> _SHORT EXERCISE_
What follows is a listing; restate every line of it word for word.

(Stored data)
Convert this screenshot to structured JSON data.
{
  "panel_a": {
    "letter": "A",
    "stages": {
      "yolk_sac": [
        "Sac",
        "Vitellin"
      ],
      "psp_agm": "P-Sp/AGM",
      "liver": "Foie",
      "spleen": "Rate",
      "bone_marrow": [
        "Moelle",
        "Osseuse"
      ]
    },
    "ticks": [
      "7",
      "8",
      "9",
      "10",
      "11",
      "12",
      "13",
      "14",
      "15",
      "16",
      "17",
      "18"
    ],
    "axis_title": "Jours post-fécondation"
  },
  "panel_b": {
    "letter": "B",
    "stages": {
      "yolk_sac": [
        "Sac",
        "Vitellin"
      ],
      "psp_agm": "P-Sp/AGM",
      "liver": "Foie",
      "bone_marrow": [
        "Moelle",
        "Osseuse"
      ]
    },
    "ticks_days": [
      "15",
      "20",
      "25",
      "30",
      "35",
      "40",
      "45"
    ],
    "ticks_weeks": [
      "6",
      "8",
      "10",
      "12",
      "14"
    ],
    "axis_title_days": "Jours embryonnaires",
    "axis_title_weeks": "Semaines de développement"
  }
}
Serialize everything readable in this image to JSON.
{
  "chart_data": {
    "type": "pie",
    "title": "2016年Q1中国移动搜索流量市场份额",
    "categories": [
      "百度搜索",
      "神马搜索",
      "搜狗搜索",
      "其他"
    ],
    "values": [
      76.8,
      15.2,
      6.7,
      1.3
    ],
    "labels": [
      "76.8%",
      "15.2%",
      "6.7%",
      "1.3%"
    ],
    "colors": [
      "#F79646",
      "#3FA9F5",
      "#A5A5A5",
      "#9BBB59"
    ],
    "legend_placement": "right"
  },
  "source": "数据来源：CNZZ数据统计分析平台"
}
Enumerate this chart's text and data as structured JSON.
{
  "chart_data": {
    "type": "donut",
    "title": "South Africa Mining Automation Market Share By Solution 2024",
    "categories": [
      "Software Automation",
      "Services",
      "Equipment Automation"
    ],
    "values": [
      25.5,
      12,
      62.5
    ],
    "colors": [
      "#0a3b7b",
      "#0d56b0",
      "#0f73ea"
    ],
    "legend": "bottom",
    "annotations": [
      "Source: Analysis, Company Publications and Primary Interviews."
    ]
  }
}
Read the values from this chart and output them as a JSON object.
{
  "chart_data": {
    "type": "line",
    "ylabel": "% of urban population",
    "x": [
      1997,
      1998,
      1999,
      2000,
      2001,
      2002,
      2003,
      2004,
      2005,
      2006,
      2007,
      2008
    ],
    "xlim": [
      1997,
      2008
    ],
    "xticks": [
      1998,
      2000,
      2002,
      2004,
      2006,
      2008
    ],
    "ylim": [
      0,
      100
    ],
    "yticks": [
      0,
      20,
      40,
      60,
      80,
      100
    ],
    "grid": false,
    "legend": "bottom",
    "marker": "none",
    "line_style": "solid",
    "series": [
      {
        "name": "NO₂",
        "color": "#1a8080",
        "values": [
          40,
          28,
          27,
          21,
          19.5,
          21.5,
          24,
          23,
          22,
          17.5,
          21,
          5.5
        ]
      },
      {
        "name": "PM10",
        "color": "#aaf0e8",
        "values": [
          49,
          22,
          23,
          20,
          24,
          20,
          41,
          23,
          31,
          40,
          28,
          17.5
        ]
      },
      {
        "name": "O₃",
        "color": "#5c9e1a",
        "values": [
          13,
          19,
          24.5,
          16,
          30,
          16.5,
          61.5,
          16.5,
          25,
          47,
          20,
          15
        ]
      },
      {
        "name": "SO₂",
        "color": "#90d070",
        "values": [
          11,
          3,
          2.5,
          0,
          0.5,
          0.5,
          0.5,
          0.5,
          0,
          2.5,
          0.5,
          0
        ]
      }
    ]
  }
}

> _RESPONSE TO THE TASK_
Convert this screenshot to structured JSON data.
{
  "panel_a": {
    "letter": "A",
    "stages": {
      "yolk_sac": [
        "Sac",
        "Vitellin"
      ],
      "psp_agm": "P-Sp/AGM",
      "liver": "Foie",
      "spleen": "Rate",
      "bone_marrow": [
        "Moelle",
        "Osseuse"
      ]
    },
    "ticks": [
      "7",
      "8",
      "9",
      "10",
      "11",
      "12",
      "13",
      "14",
      "15",
      "16",
      "17",
      "18"
    ],
    "axis_title": "Jours post-fécondation"
  },
  "panel_b": {
    "letter": "B",
    "stages": {
      "yolk_sac": [
        "Sac",
        "Vitellin"
      ],
      "psp_agm": "P-Sp/AGM",
      "liver": "Foie",
      "bone_marrow": [
        "Moelle",
        "Osseuse"
      ]
    },
    "ticks_days": [
      "15",
      "20",
      "25",
      "30",
      "35",
      "40",
      "45"
    ],
    "ticks_weeks": [
      "6",
      "8",
      "10",
      "12",
      "14"
    ],
    "axis_title_days": "Jours embryonnaires",
    "axis_title_weeks": "Semaines de développement"
  }
}
Serialize everything readable in this image to JSON.
{
  "chart_data": {
    "type": "pie",
    "title": "2016年Q1中国移动搜索流量市场份额",
    "categories": [
      "百度搜索",
      "神马搜索",
      "搜狗搜索",
      "其他"
    ],
    "values": [
      76.8,
      15.2,
      6.7,
      1.3
    ],
    "labels": [
      "76.8%",
      "15.2%",
      "6.7%",
      "1.3%"
    ],
    "colors": [
      "#F79646",
      "#3FA9F5",
      "#A5A5A5",
      "#9BBB59"
    ],
    "legend_placement": "right"
  },
  "source": "数据来源：CNZZ数据统计分析平台"
}
Enumerate this chart's text and data as structured JSON.
{
  "chart_data": {
    "type": "donut",
    "title": "South Africa Mining Automation Market Share By Solution 2024",
    "categories": [
      "Software Automation",
      "Services",
      "Equipment Automation"
    ],
    "values": [
      25.5,
      12,
      62.5
    ],
    "colors": [
      "#0a3b7b",
      "#0d56b0",
      "#0f73ea"
    ],
    "legend": "bottom",
    "annotations": [
      "Source: Analysis, Company Publications and Primary Interviews."
    ]
  }
}
Read the values from this chart and output them as a JSON object.
{
  "chart_data": {
    "type": "line",
    "ylabel": "% of urban population",
    "x": [
      1997,
      1998,
      1999,
      2000,
      2001,
      2002,
      2003,
      2004,
      2005,
      2006,
      2007,
      2008
    ],
    "xlim": [
      1997,
      2008
    ],
    "xticks": [
      1998,
      2000,
      2002,
      2004,
      2006,
      2008
    ],
    "ylim": [
      0,
      100
    ],
    "yticks": [
      0,
      20,
      40,
      60,
      80,
      100
    ],
    "grid": false,
    "legend": "bottom",
    "marker": "none",
    "line_style": "solid",
    "series": [
      {
        "name": "NO₂",
        "color": "#1a8080",
        "values": [
          40,
          28,
          27,
          21,
          19.5,
          21.5,
          24,
          23,
          22,
          17.5,
          21,
          5.5
        ]
      },
      {
        "name": "PM10",
        "color": "#aaf0e8",
        "values": [
          49,
          22,
          23,
          20,
          24,
          20,
          41,
          23,
          31,
          40,
          28,
          17.5
        ]
      },
      {
        "name": "O₃",
        "color": "#5c9e1a",
        "values": [
          13,
          19,
          24.5,
          16,
          30,
          16.5,
          61.5,
          16.5,
          25,
          47,
          20,
          15
        ]
      },
      {
        "name": "SO₂",
        "color": "#90d070",
        "values": [
          11,
          3,
          2.5,
          0,
          0.5,
          0.5,
          0.5,
          0.5,
          0,
          2.5,
          0.5,
          0
        ]
      }
    ]
  }
}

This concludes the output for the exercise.